■ **Information shown**:
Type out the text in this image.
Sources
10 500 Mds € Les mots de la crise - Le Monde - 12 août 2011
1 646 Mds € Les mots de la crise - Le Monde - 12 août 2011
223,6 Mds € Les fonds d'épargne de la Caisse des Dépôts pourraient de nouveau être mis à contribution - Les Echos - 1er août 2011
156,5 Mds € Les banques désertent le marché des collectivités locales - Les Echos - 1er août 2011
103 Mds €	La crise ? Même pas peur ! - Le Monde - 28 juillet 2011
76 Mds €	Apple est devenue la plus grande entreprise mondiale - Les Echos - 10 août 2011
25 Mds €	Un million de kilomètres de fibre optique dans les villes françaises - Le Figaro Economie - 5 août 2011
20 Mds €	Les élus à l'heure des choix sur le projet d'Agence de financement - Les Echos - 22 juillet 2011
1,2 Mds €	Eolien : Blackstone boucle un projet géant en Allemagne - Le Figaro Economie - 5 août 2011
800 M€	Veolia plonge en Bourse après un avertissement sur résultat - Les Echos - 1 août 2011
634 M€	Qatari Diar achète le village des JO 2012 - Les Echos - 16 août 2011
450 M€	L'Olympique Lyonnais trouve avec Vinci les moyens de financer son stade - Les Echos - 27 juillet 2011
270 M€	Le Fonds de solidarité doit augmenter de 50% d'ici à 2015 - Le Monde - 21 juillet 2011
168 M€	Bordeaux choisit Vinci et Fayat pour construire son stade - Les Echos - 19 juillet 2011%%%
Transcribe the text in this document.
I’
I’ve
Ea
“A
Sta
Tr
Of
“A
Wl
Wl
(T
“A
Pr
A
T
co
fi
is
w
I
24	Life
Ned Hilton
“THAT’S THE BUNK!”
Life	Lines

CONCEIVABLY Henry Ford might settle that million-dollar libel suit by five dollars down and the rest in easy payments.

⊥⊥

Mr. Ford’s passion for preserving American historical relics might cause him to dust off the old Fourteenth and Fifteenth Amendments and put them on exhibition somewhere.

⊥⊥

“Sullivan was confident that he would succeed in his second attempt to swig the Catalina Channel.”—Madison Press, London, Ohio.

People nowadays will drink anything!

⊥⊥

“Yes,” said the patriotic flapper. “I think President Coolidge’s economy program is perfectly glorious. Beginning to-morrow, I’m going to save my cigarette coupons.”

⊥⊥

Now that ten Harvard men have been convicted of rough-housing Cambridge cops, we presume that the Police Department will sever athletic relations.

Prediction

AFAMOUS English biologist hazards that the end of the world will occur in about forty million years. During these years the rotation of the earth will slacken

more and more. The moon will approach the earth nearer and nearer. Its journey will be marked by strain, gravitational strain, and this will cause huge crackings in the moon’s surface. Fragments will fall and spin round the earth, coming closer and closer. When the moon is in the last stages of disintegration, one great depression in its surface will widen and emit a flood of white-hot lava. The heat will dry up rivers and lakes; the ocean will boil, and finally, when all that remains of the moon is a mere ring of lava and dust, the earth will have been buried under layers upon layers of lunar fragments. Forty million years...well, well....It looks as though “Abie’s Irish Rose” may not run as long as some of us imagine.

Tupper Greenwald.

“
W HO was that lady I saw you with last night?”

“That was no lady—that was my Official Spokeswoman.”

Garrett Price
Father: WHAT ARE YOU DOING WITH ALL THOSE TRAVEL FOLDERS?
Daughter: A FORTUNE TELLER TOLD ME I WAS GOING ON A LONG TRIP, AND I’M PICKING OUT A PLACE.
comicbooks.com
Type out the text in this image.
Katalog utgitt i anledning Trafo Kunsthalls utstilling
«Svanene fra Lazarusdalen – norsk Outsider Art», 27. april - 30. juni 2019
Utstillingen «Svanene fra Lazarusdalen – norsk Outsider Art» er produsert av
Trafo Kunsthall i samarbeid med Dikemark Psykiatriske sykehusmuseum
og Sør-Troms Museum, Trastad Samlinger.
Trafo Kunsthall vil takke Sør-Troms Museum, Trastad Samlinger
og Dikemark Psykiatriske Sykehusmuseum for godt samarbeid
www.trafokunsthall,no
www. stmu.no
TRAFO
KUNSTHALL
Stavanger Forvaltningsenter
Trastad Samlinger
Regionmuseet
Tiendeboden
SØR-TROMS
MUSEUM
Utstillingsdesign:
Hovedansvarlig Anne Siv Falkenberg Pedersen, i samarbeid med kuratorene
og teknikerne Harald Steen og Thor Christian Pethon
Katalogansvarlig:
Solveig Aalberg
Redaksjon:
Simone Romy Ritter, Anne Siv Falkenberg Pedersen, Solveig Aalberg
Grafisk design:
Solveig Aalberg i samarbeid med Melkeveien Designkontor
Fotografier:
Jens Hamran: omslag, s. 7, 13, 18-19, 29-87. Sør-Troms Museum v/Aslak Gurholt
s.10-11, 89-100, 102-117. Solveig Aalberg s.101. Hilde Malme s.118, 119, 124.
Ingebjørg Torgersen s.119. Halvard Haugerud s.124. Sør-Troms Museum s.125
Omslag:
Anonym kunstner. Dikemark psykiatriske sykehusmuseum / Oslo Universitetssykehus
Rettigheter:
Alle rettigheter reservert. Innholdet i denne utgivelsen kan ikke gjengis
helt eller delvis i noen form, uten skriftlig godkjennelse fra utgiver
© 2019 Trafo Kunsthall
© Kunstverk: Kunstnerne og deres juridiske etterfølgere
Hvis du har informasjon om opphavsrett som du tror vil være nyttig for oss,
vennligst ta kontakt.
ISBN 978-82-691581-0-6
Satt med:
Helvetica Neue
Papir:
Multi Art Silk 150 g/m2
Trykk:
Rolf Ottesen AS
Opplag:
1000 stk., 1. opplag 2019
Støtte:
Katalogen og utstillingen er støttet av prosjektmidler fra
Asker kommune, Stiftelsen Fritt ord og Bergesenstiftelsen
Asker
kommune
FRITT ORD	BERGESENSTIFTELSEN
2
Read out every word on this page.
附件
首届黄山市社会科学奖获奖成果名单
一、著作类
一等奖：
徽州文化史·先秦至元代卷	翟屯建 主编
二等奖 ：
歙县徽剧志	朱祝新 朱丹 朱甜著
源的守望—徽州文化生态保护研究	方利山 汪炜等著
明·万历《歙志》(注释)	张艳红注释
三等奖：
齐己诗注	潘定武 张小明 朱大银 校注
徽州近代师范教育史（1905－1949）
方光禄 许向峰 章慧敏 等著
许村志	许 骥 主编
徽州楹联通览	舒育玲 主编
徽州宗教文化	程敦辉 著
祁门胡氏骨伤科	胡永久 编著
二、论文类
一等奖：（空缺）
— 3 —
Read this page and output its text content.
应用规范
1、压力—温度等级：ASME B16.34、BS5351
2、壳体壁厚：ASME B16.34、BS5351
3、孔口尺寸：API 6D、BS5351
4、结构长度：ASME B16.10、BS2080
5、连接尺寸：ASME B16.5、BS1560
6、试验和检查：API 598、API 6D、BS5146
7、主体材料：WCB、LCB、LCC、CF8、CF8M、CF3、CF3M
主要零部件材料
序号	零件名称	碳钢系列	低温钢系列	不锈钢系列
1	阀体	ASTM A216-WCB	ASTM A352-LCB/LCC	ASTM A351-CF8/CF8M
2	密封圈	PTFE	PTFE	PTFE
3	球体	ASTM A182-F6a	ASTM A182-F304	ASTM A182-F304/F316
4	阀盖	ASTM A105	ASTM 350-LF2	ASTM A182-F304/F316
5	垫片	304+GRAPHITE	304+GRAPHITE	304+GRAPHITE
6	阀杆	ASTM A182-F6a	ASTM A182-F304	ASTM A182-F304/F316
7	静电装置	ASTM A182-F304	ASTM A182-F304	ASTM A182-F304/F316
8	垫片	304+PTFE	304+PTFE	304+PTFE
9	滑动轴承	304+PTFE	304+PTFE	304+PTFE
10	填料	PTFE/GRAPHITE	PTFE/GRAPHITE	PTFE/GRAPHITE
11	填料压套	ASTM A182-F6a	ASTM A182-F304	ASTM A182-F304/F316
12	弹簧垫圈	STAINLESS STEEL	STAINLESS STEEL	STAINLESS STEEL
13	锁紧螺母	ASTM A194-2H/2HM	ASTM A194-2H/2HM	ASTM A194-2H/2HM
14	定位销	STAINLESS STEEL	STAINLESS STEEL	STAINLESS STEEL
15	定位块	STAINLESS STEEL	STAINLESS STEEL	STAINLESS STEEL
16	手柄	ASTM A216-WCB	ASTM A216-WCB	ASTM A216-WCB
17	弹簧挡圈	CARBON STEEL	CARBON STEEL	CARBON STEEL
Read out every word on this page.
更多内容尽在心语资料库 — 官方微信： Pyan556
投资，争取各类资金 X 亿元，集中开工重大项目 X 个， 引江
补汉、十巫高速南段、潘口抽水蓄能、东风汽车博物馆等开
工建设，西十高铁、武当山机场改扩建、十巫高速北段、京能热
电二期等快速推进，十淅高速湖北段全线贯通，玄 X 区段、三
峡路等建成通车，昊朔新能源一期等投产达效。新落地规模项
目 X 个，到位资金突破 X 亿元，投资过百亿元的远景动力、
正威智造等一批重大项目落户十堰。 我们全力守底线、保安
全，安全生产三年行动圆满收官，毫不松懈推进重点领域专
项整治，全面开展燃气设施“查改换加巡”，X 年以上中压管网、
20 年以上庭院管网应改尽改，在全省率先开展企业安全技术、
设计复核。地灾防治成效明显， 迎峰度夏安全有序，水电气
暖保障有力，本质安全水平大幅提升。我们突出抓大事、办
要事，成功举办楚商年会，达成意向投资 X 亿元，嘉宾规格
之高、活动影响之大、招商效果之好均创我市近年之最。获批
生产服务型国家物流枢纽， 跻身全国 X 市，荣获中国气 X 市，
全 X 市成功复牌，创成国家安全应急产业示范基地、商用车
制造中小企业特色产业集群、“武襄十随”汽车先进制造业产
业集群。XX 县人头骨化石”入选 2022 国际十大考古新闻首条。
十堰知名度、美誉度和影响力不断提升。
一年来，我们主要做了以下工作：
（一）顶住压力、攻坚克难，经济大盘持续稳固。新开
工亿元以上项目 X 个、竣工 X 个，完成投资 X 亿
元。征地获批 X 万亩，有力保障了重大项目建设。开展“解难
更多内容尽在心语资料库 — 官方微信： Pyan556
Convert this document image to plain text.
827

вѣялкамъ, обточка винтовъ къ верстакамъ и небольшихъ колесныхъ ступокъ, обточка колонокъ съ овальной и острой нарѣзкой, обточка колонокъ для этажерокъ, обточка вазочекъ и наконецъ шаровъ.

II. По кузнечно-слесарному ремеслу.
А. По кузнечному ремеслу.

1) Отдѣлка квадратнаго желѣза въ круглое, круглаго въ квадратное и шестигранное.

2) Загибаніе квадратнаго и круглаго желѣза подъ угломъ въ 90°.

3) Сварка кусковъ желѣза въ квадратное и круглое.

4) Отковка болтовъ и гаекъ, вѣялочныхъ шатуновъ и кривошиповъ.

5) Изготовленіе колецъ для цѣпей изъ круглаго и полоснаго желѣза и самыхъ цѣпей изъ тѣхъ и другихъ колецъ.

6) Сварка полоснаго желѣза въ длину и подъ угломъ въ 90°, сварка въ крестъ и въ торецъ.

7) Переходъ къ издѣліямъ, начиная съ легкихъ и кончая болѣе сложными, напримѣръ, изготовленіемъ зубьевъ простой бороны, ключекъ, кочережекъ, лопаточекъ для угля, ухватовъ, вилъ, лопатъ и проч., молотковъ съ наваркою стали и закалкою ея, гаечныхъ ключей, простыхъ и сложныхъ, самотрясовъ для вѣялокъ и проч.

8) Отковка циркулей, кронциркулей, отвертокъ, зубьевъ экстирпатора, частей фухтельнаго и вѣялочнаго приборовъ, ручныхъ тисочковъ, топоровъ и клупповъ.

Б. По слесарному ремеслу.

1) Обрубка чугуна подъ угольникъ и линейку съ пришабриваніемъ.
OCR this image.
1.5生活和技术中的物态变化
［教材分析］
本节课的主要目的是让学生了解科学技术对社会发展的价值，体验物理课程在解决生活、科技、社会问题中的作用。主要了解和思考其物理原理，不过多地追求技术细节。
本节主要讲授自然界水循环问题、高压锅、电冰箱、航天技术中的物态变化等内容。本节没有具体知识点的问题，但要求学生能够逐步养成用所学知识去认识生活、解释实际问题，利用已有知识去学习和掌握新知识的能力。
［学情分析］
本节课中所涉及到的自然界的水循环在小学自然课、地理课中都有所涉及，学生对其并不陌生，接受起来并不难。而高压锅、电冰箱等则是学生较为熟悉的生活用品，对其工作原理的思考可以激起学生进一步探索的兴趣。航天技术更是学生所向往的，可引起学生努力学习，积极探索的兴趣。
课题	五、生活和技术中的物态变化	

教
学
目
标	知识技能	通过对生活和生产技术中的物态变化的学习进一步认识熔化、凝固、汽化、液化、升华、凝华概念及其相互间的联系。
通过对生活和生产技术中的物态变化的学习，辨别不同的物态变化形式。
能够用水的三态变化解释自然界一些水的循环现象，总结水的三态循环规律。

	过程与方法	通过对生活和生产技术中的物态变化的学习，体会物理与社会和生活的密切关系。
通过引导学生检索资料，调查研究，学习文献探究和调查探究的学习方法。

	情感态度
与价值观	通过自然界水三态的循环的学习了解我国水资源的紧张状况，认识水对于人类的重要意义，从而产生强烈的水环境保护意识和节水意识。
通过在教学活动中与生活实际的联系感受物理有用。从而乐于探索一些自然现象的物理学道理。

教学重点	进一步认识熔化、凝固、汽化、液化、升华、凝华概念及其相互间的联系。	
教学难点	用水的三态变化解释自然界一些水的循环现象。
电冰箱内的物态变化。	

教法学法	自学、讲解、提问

■ **Requirement**: Find all lines with "Vinci" in them and copy each one.

■ **The reply**:
450 M€	L'Olympique Lyonnais trouve avec Vinci les moyens de financer son stade - Les Echos - 27 juillet 2011
168 M€	Bordeaux choisit Vinci et Fayat pour construire son stade - Les Echos - 19 juillet 2011%%%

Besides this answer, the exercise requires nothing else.